> **Problem description**: Transcribe the records below exactly.

(Dataset entries)
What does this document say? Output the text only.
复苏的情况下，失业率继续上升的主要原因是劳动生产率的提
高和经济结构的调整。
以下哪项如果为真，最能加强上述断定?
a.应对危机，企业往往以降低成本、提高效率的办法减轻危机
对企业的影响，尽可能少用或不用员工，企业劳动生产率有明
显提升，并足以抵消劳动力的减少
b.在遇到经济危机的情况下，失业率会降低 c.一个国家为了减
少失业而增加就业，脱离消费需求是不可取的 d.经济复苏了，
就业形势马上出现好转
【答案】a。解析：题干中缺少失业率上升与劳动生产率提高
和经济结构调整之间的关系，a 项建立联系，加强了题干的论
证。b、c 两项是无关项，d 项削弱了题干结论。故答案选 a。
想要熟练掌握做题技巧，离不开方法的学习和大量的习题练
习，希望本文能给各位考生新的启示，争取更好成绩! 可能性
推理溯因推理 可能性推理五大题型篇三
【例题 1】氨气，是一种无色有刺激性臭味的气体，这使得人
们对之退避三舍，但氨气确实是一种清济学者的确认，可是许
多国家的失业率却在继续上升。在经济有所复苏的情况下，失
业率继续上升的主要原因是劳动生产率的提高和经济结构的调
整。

> **Written answer**:
What does this document say? Output the text only.
复苏的情况下，失业率继续上升的主要原因是劳动生产率的提
高和经济结构的调整。
以下哪项如果为真，最能加强上述断定?
a.应对危机，企业往往以降低成本、提高效率的办法减轻危机
对企业的影响，尽可能少用或不用员工，企业劳动生产率有明
显提升，并足以抵消劳动力的减少
b.在遇到经济危机的情况下，失业率会降低 c.一个国家为了减
少失业而增加就业，脱离消费需求是不可取的 d.经济复苏了，
就业形势马上出现好转
【答案】a。解析：题干中缺少失业率上升与劳动生产率提高
和经济结构调整之间的关系，a 项建立联系，加强了题干的论
证。b、c 两项是无关项，d 项削弱了题干结论。故答案选 a。
想要熟练掌握做题技巧，离不开方法的学习和大量的习题练
习，希望本文能给各位考生新的启示，争取更好成绩! 可能性
推理溯因推理 可能性推理五大题型篇三
【例题 1】氨气，是一种无色有刺激性臭味的气体，这使得人
们对之退避三舍，但氨气确实是一种清济学者的确认，可是许
多国家的失业率却在继续上升。在经济有所复苏的情况下，失
业率继续上升的主要原因是劳动生产率的提高和经济结构的调
整。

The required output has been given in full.